- _Input data_
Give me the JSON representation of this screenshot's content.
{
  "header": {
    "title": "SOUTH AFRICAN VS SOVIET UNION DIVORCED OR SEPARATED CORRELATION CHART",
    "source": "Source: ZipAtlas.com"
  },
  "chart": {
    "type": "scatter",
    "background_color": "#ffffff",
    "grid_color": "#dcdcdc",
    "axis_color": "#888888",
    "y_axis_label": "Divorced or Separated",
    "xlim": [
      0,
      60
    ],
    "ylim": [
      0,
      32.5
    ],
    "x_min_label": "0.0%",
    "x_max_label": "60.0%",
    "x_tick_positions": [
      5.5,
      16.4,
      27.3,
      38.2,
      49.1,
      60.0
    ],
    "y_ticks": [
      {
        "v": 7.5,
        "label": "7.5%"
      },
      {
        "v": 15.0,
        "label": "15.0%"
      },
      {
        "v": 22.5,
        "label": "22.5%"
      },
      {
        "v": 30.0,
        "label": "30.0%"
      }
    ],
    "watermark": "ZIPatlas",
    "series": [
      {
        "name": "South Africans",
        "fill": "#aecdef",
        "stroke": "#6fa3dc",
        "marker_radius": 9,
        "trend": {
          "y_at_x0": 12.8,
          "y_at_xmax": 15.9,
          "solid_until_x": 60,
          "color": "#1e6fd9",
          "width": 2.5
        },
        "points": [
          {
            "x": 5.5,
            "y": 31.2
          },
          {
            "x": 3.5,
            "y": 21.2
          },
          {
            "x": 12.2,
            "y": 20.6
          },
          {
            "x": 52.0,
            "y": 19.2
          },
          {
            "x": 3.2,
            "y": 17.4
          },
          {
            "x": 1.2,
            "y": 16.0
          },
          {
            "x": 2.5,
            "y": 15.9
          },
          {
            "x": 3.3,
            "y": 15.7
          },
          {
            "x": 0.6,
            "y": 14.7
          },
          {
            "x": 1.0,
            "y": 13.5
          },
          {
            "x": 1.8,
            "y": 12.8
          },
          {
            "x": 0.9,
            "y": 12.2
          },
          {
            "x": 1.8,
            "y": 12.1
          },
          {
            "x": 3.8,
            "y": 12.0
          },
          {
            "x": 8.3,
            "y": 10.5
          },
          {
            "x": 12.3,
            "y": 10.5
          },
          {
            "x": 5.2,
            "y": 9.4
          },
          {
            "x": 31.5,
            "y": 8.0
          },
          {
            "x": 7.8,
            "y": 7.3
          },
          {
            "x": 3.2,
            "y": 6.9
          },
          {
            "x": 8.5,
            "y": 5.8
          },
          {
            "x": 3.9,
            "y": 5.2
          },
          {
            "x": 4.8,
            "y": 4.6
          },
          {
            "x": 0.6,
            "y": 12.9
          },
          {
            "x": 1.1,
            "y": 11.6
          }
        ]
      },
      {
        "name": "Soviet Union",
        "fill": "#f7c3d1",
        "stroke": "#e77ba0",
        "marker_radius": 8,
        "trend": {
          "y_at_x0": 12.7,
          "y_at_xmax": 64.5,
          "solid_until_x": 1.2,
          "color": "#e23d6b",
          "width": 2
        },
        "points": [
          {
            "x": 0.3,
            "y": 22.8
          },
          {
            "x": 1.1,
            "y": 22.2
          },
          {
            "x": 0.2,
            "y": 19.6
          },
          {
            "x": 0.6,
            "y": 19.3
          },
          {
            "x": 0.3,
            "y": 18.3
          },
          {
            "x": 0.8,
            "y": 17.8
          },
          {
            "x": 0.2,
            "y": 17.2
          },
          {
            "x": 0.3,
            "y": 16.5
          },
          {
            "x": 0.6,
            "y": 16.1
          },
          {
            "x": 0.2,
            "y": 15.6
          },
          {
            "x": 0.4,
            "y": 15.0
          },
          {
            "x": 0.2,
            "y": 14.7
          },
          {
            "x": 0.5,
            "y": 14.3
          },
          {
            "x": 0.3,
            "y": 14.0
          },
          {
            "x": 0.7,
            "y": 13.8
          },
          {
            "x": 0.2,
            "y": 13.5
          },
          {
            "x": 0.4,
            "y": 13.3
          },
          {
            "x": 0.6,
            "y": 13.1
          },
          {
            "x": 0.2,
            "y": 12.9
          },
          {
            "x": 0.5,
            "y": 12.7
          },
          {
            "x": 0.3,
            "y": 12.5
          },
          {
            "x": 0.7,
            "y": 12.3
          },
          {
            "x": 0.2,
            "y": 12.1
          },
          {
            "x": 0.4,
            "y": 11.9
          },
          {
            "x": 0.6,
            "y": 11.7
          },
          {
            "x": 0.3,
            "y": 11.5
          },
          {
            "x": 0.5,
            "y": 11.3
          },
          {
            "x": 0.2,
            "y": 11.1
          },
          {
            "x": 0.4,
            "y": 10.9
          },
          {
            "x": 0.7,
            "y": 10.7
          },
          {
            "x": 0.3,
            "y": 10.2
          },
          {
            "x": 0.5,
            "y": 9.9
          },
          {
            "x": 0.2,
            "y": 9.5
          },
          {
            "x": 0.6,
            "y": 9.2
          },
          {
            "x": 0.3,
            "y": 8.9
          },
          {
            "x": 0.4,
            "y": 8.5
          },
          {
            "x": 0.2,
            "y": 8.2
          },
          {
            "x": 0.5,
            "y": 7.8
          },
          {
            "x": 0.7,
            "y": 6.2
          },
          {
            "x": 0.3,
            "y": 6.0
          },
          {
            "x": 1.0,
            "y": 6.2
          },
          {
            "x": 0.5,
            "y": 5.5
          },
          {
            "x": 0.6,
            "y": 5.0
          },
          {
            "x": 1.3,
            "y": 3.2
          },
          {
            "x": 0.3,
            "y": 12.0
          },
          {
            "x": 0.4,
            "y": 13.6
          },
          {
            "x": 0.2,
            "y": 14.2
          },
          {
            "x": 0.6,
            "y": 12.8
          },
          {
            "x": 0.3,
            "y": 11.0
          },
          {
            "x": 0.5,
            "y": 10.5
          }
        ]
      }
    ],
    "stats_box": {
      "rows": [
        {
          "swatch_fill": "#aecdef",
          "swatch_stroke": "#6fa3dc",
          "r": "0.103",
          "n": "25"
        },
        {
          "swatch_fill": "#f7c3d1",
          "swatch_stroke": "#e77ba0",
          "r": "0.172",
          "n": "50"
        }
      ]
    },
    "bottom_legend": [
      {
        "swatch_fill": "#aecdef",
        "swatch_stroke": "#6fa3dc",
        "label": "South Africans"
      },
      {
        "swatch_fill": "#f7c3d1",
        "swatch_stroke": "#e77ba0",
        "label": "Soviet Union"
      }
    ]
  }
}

- _Directions_
Return all of the data word for word.

- _Exercise answer_
Give me the JSON representation of this screenshot's content.
{
  "header": {
    "title": "SOUTH AFRICAN VS SOVIET UNION DIVORCED OR SEPARATED CORRELATION CHART",
    "source": "Source: ZipAtlas.com"
  },
  "chart": {
    "type": "scatter",
    "background_color": "#ffffff",
    "grid_color": "#dcdcdc",
    "axis_color": "#888888",
    "y_axis_label": "Divorced or Separated",
    "xlim": [
      0,
      60
    ],
    "ylim": [
      0,
      32.5
    ],
    "x_min_label": "0.0%",
    "x_max_label": "60.0%",
    "x_tick_positions": [
      5.5,
      16.4,
      27.3,
      38.2,
      49.1,
      60.0
    ],
    "y_ticks": [
      {
        "v": 7.5,
        "label": "7.5%"
      },
      {
        "v": 15.0,
        "label": "15.0%"
      },
      {
        "v": 22.5,
        "label": "22.5%"
      },
      {
        "v": 30.0,
        "label": "30.0%"
      }
    ],
    "watermark": "ZIPatlas",
    "series": [
      {
        "name": "South Africans",
        "fill": "#aecdef",
        "stroke": "#6fa3dc",
        "marker_radius": 9,
        "trend": {
          "y_at_x0": 12.8,
          "y_at_xmax": 15.9,
          "solid_until_x": 60,
          "color": "#1e6fd9",
          "width": 2.5
        },
        "points": [
          {
            "x": 5.5,
            "y": 31.2
          },
          {
            "x": 3.5,
            "y": 21.2
          },
          {
            "x": 12.2,
            "y": 20.6
          },
          {
            "x": 52.0,
            "y": 19.2
          },
          {
            "x": 3.2,
            "y": 17.4
          },
          {
            "x": 1.2,
            "y": 16.0
          },
          {
            "x": 2.5,
            "y": 15.9
          },
          {
            "x": 3.3,
            "y": 15.7
          },
          {
            "x": 0.6,
            "y": 14.7
          },
          {
            "x": 1.0,
            "y": 13.5
          },
          {
            "x": 1.8,
            "y": 12.8
          },
          {
            "x": 0.9,
            "y": 12.2
          },
          {
            "x": 1.8,
            "y": 12.1
          },
          {
            "x": 3.8,
            "y": 12.0
          },
          {
            "x": 8.3,
            "y": 10.5
          },
          {
            "x": 12.3,
            "y": 10.5
          },
          {
            "x": 5.2,
            "y": 9.4
          },
          {
            "x": 31.5,
            "y": 8.0
          },
          {
            "x": 7.8,
            "y": 7.3
          },
          {
            "x": 3.2,
            "y": 6.9
          },
          {
            "x": 8.5,
            "y": 5.8
          },
          {
            "x": 3.9,
            "y": 5.2
          },
          {
            "x": 4.8,
            "y": 4.6
          },
          {
            "x": 0.6,
            "y": 12.9
          },
          {
            "x": 1.1,
            "y": 11.6
          }
        ]
      },
      {
        "name": "Soviet Union",
        "fill": "#f7c3d1",
        "stroke": "#e77ba0",
        "marker_radius": 8,
        "trend": {
          "y_at_x0": 12.7,
          "y_at_xmax": 64.5,
          "solid_until_x": 1.2,
          "color": "#e23d6b",
          "width": 2
        },
        "points": [
          {
            "x": 0.3,
            "y": 22.8
          },
          {
            "x": 1.1,
            "y": 22.2
          },
          {
            "x": 0.2,
            "y": 19.6
          },
          {
            "x": 0.6,
            "y": 19.3
          },
          {
            "x": 0.3,
            "y": 18.3
          },
          {
            "x": 0.8,
            "y": 17.8
          },
          {
            "x": 0.2,
            "y": 17.2
          },
          {
            "x": 0.3,
            "y": 16.5
          },
          {
            "x": 0.6,
            "y": 16.1
          },
          {
            "x": 0.2,
            "y": 15.6
          },
          {
            "x": 0.4,
            "y": 15.0
          },
          {
            "x": 0.2,
            "y": 14.7
          },
          {
            "x": 0.5,
            "y": 14.3
          },
          {
            "x": 0.3,
            "y": 14.0
          },
          {
            "x": 0.7,
            "y": 13.8
          },
          {
            "x": 0.2,
            "y": 13.5
          },
          {
            "x": 0.4,
            "y": 13.3
          },
          {
            "x": 0.6,
            "y": 13.1
          },
          {
            "x": 0.2,
            "y": 12.9
          },
          {
            "x": 0.5,
            "y": 12.7
          },
          {
            "x": 0.3,
            "y": 12.5
          },
          {
            "x": 0.7,
            "y": 12.3
          },
          {
            "x": 0.2,
            "y": 12.1
          },
          {
            "x": 0.4,
            "y": 11.9
          },
          {
            "x": 0.6,
            "y": 11.7
          },
          {
            "x": 0.3,
            "y": 11.5
          },
          {
            "x": 0.5,
            "y": 11.3
          },
          {
            "x": 0.2,
            "y": 11.1
          },
          {
            "x": 0.4,
            "y": 10.9
          },
          {
            "x": 0.7,
            "y": 10.7
          },
          {
            "x": 0.3,
            "y": 10.2
          },
          {
            "x": 0.5,
            "y": 9.9
          },
          {
            "x": 0.2,
            "y": 9.5
          },
          {
            "x": 0.6,
            "y": 9.2
          },
          {
            "x": 0.3,
            "y": 8.9
          },
          {
            "x": 0.4,
            "y": 8.5
          },
          {
            "x": 0.2,
            "y": 8.2
          },
          {
            "x": 0.5,
            "y": 7.8
          },
          {
            "x": 0.7,
            "y": 6.2
          },
          {
            "x": 0.3,
            "y": 6.0
          },
          {
            "x": 1.0,
            "y": 6.2
          },
          {
            "x": 0.5,
            "y": 5.5
          },
          {
            "x": 0.6,
            "y": 5.0
          },
          {
            "x": 1.3,
            "y": 3.2
          },
          {
            "x": 0.3,
            "y": 12.0
          },
          {
            "x": 0.4,
            "y": 13.6
          },
          {
            "x": 0.2,
            "y": 14.2
          },
          {
            "x": 0.6,
            "y": 12.8
          },
          {
            "x": 0.3,
            "y": 11.0
          },
          {
            "x": 0.5,
            "y": 10.5
          }
        ]
      }
    ],
    "stats_box": {
      "rows": [
        {
          "swatch_fill": "#aecdef",
          "swatch_stroke": "#6fa3dc",
          "r": "0.103",
          "n": "25"
        },
        {
          "swatch_fill": "#f7c3d1",
          "swatch_stroke": "#e77ba0",
          "r": "0.172",
          "n": "50"
        }
      ]
    },
    "bottom_legend": [
      {
        "swatch_fill": "#aecdef",
        "swatch_stroke": "#6fa3dc",
        "label": "South Africans"
      },
      {
        "swatch_fill": "#f7c3d1",
        "swatch_stroke": "#e77ba0",
        "label": "Soviet Union"
      }
    ]
  }
}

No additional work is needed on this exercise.